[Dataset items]

↓↓↓

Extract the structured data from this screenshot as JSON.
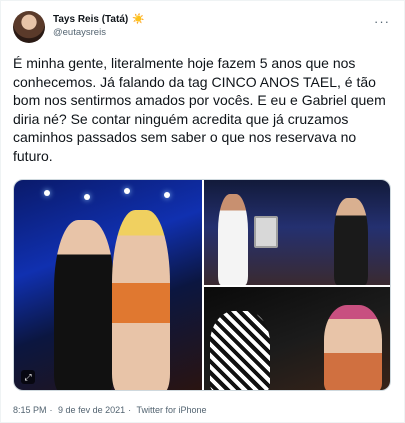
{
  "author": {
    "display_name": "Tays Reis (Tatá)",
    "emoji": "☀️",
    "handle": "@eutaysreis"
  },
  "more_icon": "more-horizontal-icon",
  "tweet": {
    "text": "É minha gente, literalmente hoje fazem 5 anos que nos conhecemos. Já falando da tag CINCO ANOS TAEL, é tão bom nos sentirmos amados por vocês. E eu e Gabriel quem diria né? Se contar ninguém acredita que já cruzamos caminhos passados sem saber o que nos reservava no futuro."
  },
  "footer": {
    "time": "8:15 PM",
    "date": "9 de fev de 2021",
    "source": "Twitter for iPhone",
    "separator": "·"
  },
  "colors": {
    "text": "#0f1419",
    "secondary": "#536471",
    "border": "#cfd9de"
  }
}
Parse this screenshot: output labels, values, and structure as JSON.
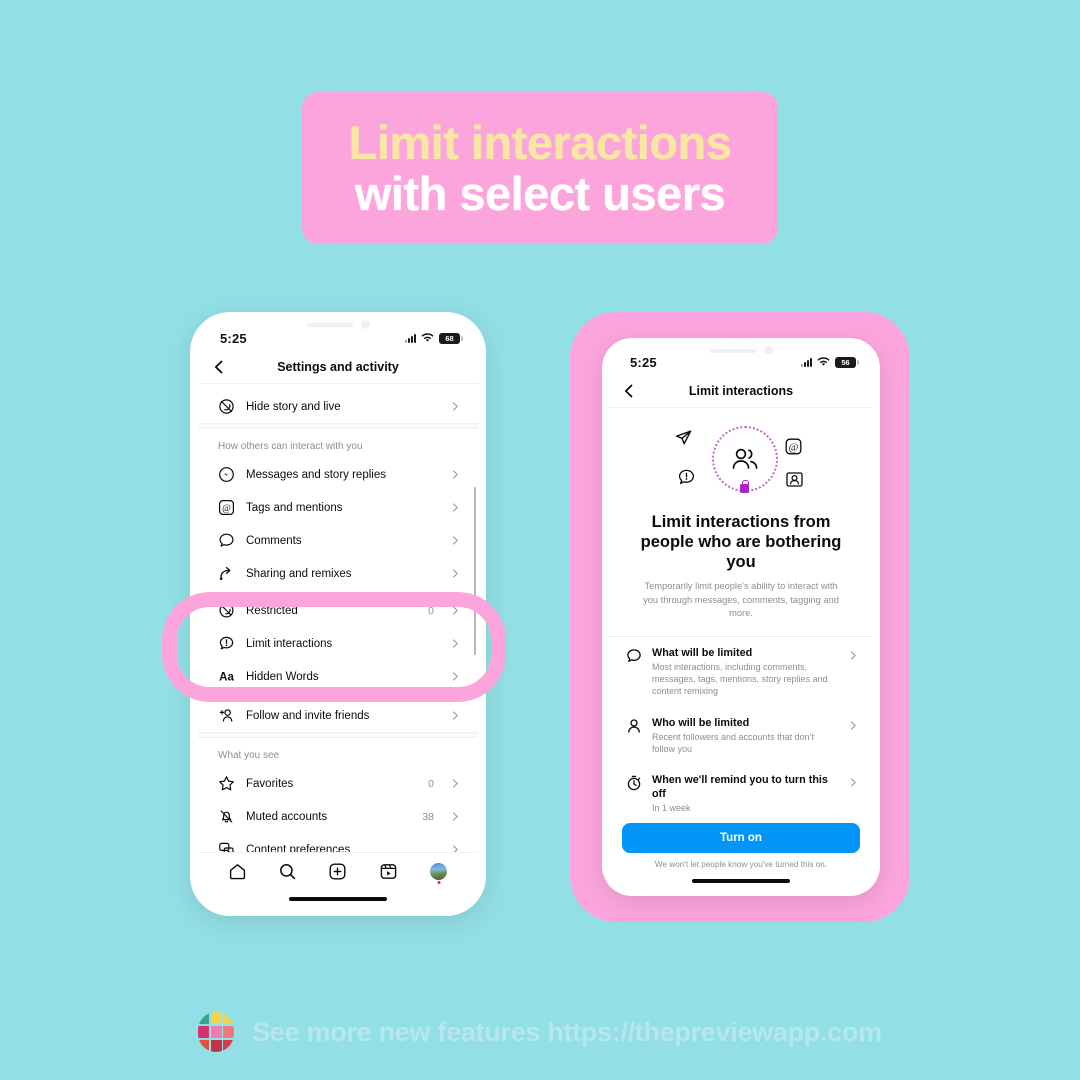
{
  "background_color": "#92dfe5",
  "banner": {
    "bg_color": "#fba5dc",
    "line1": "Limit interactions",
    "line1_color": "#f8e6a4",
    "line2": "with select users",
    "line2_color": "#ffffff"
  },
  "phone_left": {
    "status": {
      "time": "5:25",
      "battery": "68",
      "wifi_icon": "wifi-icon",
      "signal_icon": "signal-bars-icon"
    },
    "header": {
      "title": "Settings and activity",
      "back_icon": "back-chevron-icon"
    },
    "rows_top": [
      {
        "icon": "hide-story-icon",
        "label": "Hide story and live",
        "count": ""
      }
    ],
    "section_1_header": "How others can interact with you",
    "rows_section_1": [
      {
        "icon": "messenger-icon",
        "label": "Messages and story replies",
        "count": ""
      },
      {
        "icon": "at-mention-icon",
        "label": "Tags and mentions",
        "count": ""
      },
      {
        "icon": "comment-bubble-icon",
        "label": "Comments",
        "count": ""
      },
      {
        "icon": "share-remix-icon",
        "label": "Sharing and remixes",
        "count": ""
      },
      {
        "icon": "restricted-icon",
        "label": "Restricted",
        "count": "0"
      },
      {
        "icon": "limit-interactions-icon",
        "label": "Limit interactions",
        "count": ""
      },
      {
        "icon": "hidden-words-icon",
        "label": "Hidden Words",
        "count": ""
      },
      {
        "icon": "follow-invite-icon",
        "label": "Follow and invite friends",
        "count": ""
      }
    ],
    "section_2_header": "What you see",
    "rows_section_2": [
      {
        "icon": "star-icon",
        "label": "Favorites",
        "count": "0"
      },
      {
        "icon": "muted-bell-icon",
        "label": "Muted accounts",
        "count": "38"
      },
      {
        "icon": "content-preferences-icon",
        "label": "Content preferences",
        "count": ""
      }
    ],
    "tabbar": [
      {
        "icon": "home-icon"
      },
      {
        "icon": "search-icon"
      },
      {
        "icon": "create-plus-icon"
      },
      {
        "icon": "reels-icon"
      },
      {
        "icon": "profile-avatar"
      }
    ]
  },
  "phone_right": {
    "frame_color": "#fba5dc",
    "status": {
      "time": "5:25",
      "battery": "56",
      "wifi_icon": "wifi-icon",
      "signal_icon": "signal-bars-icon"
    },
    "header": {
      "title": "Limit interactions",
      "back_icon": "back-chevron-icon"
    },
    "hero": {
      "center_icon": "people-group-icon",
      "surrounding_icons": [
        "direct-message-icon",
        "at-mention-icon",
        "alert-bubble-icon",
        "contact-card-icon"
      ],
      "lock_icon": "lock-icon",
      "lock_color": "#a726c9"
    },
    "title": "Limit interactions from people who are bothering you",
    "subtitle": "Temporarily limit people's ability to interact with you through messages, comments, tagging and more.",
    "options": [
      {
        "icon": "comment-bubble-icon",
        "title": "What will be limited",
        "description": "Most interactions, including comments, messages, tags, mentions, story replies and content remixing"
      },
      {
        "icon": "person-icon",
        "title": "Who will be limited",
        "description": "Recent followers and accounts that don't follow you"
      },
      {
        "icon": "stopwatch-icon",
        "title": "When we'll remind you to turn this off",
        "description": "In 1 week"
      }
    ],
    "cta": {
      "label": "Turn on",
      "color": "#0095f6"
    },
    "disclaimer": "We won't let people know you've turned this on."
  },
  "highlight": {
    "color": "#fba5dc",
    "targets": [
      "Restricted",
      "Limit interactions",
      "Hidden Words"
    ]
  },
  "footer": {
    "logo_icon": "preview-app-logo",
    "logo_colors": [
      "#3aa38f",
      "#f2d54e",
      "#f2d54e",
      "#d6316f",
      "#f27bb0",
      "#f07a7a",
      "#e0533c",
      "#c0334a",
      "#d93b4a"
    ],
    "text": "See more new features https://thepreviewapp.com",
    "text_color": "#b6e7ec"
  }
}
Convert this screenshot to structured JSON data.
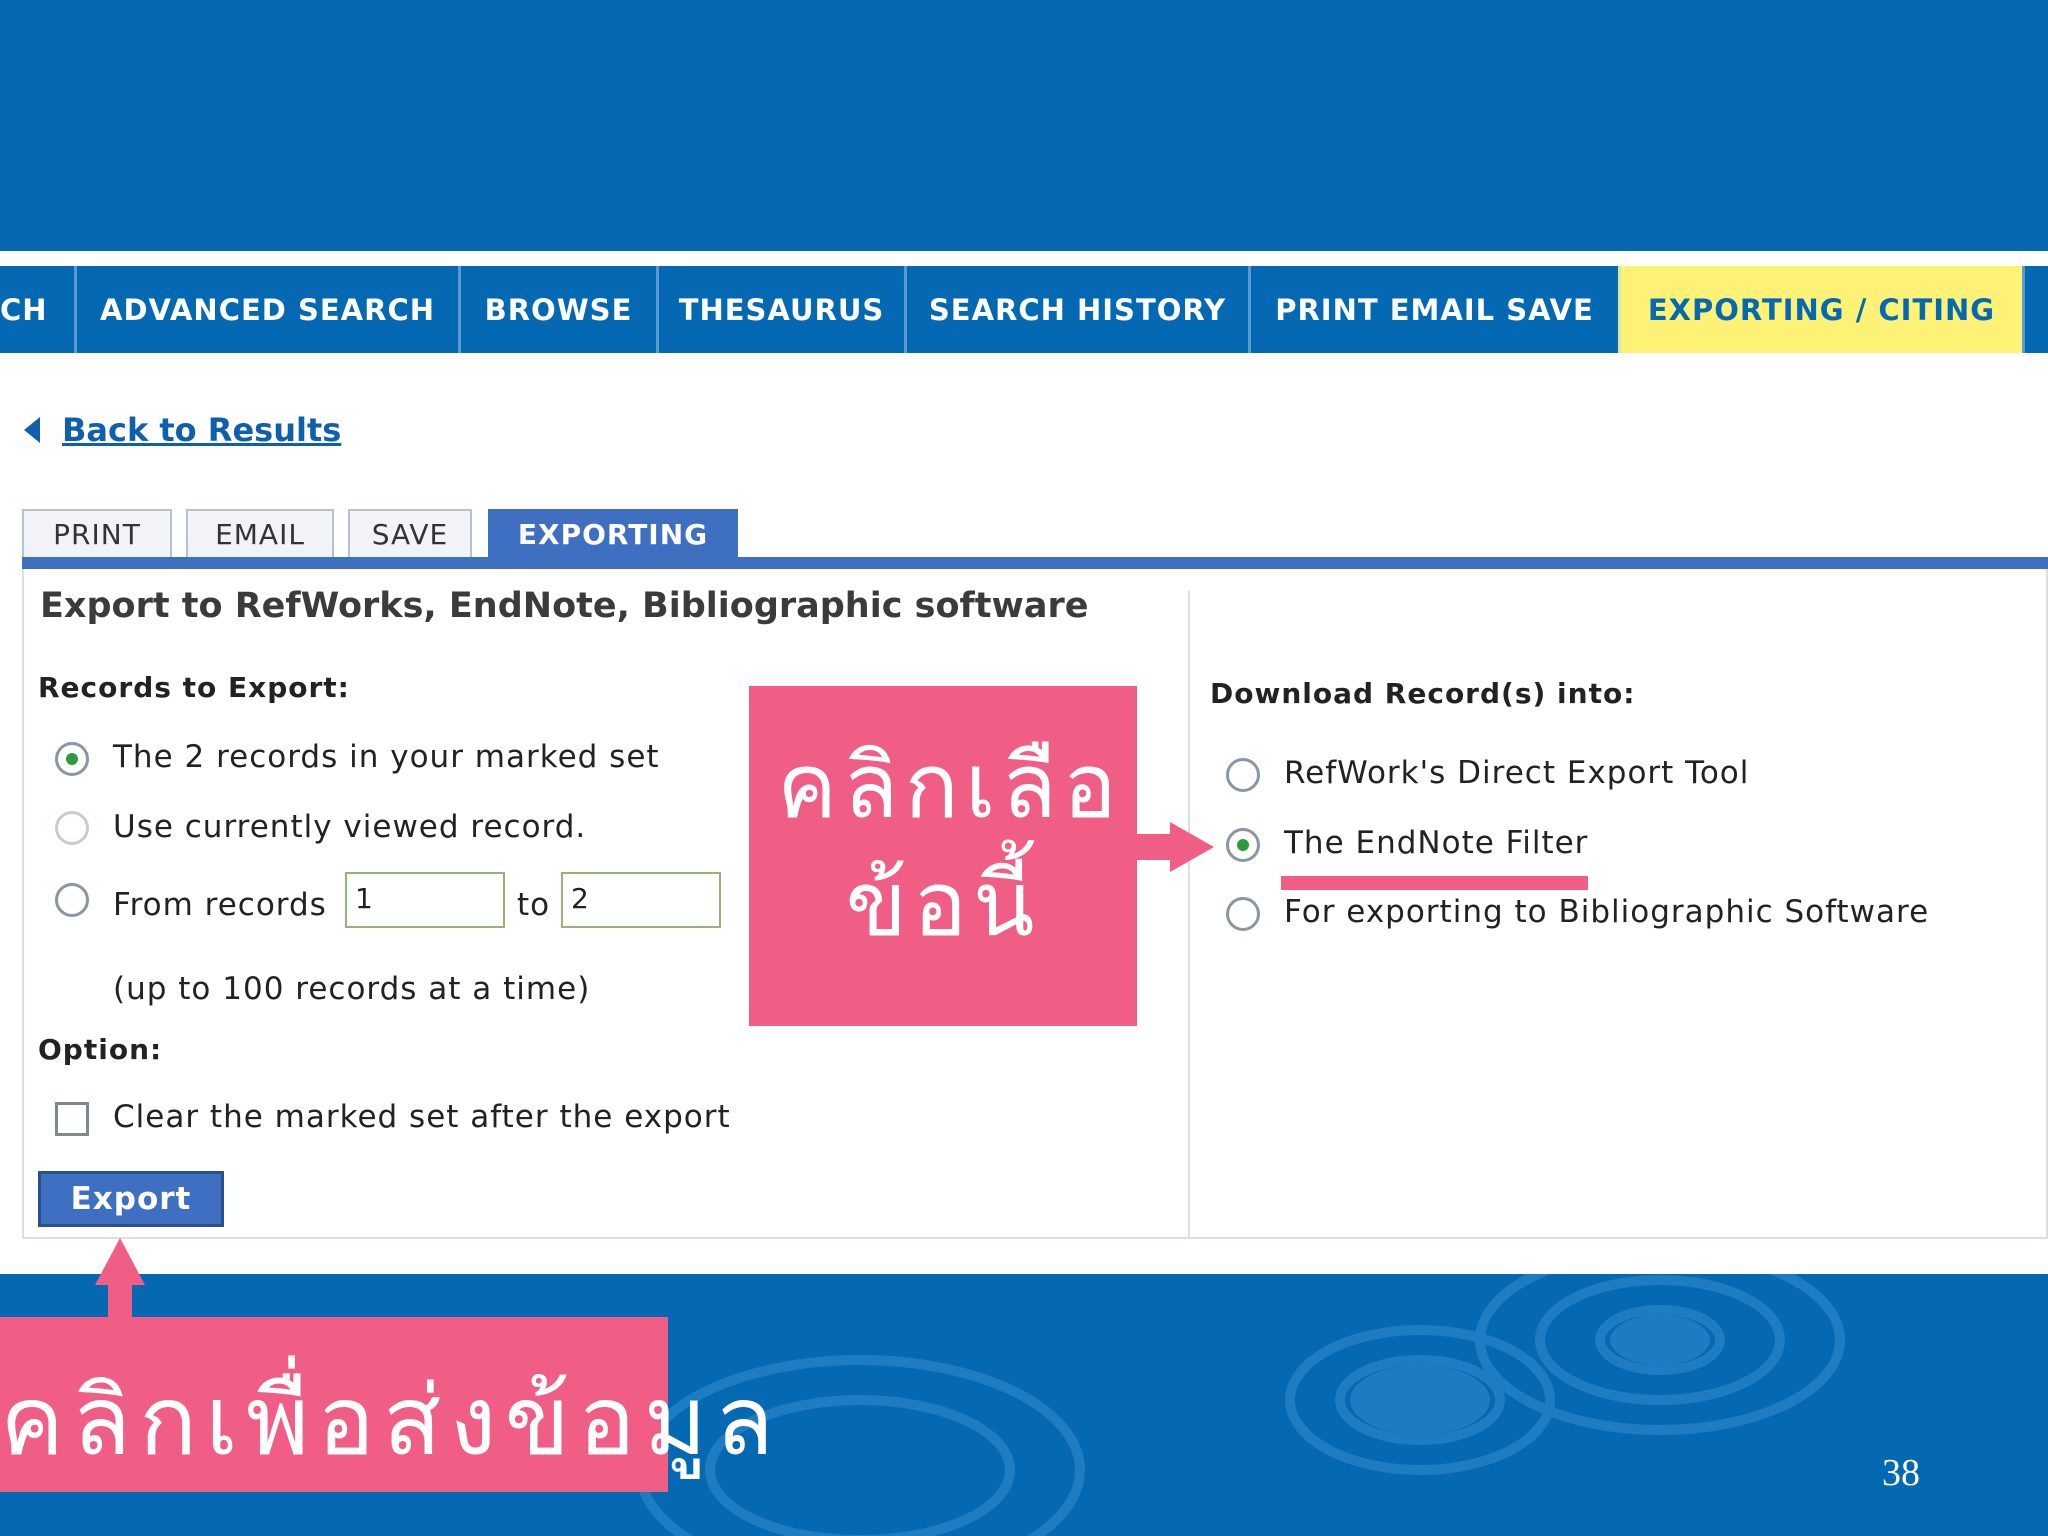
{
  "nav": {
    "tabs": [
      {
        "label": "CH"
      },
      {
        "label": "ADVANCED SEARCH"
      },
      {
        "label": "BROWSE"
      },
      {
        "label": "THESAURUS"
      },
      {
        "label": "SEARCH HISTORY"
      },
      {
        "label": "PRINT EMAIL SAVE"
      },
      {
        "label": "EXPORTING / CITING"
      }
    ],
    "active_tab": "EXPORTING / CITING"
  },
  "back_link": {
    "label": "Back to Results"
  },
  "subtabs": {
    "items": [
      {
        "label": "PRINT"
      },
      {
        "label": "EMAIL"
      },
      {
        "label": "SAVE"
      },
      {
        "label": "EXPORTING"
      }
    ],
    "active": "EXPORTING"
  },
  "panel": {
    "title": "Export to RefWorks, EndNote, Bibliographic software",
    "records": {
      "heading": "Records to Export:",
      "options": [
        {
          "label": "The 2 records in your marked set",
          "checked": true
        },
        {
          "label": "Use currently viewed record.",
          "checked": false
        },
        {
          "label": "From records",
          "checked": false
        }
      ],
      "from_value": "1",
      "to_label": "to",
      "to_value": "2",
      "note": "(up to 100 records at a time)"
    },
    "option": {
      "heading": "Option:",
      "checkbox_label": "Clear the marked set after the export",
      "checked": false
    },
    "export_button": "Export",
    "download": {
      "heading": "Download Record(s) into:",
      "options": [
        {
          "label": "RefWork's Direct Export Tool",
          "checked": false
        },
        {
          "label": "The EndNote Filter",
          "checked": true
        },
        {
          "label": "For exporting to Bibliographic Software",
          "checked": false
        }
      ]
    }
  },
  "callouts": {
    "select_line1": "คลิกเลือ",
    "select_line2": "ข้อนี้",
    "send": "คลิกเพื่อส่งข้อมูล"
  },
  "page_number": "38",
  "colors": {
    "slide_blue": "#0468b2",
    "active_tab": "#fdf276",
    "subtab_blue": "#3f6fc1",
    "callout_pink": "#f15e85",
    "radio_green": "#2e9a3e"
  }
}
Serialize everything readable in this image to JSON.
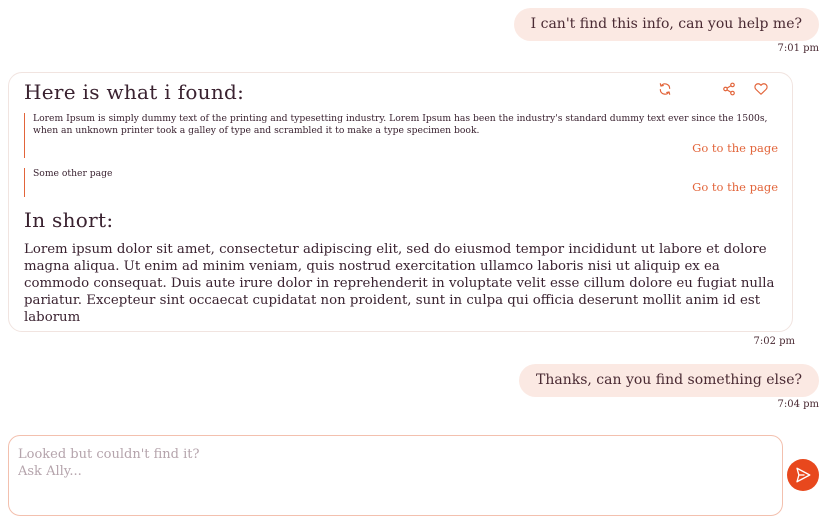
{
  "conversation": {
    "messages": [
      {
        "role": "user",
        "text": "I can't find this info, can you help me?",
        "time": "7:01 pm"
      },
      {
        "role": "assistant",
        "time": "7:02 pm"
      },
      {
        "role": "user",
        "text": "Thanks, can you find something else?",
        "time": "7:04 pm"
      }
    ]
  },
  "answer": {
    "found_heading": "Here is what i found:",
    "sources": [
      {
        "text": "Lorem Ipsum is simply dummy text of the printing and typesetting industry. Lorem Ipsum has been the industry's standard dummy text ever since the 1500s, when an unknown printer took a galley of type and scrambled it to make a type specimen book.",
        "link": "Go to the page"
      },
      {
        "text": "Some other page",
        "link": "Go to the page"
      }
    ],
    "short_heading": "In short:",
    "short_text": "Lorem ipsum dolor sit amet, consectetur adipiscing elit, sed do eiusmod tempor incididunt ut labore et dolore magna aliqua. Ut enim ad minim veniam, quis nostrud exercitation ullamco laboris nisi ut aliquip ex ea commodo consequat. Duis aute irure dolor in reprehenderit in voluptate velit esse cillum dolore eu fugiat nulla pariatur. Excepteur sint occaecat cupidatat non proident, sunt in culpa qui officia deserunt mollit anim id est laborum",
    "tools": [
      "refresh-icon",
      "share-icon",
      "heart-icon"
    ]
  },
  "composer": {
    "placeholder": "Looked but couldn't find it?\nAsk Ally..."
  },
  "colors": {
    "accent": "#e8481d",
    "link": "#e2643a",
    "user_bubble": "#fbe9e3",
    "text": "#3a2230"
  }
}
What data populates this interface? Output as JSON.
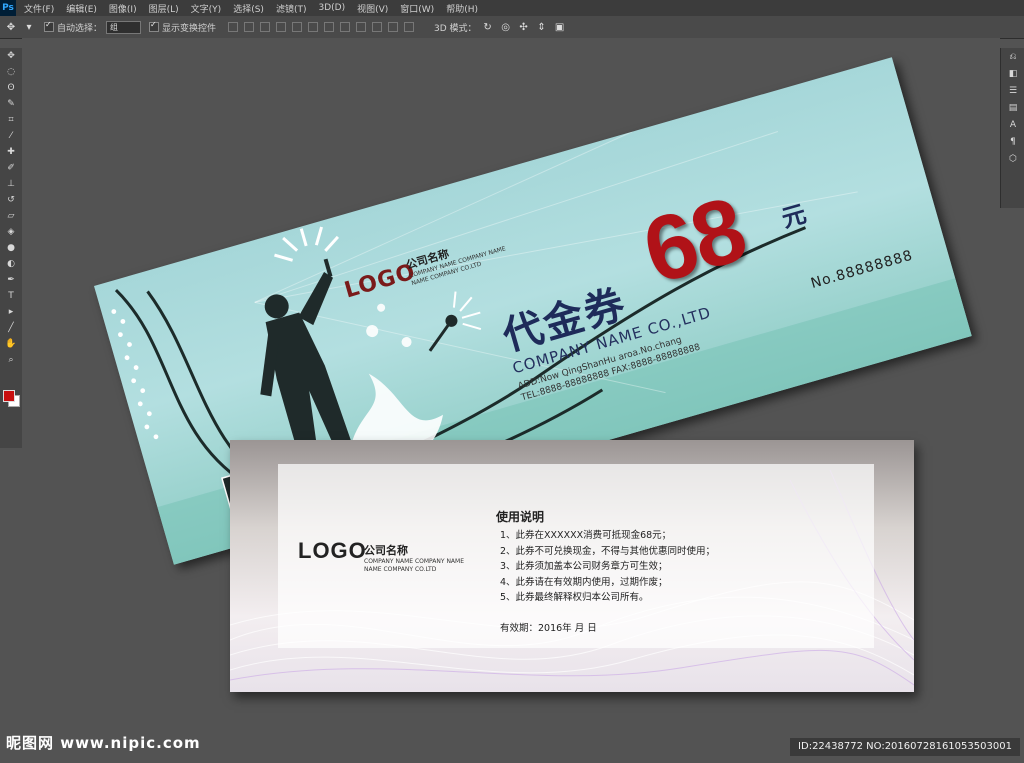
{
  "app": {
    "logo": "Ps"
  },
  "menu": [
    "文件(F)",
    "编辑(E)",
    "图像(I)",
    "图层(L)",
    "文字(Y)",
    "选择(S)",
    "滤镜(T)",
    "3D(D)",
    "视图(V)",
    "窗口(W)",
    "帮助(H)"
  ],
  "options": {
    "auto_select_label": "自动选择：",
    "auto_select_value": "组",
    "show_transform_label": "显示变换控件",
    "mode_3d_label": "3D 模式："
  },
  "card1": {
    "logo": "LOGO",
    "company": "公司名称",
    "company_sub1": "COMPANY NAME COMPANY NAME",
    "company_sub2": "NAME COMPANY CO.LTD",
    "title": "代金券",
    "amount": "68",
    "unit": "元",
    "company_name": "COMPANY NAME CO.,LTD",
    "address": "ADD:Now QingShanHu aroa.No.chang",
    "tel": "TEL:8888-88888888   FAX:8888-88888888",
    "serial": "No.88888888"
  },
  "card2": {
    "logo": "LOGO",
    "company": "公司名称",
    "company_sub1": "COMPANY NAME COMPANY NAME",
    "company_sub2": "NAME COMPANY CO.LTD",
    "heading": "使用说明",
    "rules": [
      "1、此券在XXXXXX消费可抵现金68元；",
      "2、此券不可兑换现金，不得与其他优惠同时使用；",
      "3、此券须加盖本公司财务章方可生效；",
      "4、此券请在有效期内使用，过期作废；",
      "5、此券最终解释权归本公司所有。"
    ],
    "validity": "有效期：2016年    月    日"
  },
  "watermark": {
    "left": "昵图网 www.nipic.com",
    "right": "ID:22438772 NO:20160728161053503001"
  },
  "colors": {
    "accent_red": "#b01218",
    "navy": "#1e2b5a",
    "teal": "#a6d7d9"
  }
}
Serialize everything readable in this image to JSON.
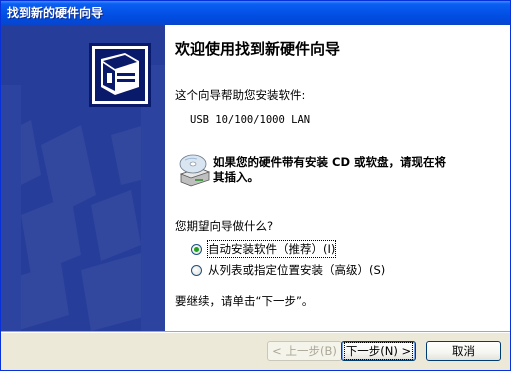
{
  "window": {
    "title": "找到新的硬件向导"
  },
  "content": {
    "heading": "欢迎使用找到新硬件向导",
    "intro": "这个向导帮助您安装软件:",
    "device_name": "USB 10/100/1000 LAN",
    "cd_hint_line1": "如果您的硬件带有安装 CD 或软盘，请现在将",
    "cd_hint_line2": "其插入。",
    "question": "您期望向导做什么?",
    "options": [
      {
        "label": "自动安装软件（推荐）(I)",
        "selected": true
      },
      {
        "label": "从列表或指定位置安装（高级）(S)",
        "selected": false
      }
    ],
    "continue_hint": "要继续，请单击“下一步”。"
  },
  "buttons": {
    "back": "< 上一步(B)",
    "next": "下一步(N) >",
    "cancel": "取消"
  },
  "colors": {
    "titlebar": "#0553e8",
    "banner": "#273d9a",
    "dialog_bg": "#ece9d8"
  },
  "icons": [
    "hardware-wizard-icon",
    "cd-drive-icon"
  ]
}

↑↑↑

> TASK BRIEF
Look through the entries above for the word "accounts". Copy every line where it shows up.

> WORKED SOLUTION
        "label": "Muted accounts",
        "description": "Recent followers and accounts that don't follow you"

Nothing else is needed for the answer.